>>>

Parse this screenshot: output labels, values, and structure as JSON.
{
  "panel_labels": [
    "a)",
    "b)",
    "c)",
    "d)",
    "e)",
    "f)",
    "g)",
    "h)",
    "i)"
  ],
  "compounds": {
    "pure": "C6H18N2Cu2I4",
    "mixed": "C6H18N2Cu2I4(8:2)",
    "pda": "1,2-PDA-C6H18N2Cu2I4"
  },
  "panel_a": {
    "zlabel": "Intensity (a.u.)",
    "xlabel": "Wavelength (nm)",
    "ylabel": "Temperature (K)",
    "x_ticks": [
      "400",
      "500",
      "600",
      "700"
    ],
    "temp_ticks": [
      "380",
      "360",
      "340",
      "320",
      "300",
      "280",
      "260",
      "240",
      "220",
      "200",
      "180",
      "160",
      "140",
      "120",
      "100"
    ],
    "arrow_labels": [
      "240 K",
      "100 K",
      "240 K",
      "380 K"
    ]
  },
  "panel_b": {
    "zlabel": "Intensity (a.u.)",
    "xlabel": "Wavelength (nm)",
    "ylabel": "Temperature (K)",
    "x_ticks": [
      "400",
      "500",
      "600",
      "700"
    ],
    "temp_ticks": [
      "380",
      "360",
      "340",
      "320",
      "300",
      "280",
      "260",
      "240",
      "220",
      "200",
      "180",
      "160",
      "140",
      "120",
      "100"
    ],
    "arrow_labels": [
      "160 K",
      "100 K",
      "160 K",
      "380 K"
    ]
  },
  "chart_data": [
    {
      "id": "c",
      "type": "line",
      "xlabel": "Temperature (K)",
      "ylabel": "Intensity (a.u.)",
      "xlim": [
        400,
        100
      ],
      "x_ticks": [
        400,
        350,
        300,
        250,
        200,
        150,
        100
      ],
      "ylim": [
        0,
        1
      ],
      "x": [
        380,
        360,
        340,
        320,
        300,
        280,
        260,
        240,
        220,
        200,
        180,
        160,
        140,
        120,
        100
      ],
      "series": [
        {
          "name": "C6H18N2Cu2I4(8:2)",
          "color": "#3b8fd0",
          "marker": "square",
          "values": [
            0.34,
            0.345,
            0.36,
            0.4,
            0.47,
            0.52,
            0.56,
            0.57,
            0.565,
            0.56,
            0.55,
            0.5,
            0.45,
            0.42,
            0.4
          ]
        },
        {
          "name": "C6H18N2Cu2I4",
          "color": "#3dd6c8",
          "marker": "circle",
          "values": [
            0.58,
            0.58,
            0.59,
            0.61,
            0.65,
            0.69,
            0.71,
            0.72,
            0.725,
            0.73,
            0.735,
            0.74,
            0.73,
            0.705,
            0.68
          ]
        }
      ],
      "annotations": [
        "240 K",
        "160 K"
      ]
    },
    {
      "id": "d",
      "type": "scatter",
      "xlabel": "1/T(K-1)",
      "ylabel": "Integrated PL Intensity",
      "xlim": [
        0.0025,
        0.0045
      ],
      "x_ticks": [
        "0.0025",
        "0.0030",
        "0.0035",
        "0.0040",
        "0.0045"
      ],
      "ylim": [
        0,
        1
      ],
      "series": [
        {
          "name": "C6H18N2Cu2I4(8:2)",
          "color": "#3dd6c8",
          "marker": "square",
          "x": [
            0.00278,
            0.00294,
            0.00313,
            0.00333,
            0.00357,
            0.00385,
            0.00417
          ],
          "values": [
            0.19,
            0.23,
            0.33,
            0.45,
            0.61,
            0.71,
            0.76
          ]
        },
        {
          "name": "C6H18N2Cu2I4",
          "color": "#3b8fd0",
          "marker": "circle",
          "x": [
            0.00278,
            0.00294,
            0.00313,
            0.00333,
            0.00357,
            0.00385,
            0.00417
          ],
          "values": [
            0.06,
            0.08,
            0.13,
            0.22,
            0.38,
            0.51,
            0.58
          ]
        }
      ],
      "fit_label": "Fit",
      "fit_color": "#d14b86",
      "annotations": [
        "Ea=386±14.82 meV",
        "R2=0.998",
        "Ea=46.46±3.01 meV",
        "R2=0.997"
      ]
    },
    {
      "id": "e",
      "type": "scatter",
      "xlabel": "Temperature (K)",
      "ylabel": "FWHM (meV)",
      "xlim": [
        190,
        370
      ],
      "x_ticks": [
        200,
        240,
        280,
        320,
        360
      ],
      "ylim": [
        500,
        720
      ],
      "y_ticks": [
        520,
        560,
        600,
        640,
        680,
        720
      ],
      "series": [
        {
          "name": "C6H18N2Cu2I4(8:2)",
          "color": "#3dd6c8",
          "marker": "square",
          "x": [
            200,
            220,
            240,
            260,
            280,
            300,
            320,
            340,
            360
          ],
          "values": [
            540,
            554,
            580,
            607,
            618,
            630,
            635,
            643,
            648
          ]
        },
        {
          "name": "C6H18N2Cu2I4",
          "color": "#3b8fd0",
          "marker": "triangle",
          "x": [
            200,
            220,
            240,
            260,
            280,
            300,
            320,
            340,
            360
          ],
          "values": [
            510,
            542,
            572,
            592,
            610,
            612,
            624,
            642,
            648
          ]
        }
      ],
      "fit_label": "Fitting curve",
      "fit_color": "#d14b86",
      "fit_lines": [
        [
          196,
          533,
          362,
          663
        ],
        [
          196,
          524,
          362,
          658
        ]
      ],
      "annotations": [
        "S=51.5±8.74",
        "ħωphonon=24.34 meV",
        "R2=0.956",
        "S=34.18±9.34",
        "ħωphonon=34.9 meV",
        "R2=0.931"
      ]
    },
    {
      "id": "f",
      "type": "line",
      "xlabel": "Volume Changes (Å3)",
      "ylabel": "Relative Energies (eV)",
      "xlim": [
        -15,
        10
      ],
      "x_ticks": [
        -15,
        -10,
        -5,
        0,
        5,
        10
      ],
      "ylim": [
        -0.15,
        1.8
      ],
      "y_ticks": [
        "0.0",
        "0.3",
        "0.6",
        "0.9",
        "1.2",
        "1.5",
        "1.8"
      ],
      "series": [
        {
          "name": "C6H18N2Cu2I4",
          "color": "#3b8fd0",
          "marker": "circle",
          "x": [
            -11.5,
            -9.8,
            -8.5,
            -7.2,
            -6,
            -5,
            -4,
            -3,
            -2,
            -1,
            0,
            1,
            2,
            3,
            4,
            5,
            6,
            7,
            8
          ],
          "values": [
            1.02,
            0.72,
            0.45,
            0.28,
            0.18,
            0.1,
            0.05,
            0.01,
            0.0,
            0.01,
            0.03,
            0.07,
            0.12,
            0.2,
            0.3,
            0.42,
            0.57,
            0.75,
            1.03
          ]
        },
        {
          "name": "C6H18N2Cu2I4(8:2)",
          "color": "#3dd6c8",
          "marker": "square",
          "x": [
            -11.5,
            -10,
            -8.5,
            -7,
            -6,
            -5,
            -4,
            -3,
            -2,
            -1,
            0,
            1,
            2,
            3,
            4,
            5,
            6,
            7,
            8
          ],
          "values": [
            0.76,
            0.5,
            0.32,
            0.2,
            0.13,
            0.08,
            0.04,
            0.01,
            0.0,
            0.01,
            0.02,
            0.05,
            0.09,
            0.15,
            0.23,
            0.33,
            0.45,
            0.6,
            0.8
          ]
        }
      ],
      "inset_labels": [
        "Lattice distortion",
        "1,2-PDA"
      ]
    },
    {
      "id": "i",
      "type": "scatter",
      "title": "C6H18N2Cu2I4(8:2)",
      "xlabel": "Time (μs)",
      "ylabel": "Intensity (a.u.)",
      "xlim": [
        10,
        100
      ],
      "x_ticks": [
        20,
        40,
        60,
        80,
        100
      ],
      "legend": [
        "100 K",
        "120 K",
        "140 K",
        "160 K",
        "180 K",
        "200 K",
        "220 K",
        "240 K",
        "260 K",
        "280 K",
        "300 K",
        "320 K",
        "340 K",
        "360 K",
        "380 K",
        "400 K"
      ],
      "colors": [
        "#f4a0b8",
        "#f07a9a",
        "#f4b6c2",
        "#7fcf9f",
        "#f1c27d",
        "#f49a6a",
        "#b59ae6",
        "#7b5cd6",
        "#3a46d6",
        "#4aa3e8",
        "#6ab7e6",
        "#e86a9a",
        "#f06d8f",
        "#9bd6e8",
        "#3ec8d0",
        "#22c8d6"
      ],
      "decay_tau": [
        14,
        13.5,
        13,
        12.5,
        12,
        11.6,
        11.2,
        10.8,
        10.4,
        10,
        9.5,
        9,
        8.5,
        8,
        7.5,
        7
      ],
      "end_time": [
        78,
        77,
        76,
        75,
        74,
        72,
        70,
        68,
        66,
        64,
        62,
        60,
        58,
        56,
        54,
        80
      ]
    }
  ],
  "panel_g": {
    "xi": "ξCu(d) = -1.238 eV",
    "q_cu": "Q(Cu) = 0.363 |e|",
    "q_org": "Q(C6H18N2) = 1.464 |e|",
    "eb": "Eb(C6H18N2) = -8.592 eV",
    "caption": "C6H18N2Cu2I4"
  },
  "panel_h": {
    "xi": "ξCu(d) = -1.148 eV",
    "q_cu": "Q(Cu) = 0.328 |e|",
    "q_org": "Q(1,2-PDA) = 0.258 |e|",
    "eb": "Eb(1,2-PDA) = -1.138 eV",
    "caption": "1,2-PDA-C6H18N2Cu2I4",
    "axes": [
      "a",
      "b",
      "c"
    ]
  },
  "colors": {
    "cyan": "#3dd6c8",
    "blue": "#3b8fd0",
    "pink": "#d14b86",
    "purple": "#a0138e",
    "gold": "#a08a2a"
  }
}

<<<

### Short exercise
Among the lines of the data above, determine how many contain the word "caption". Report the number alone.

### Correct response
2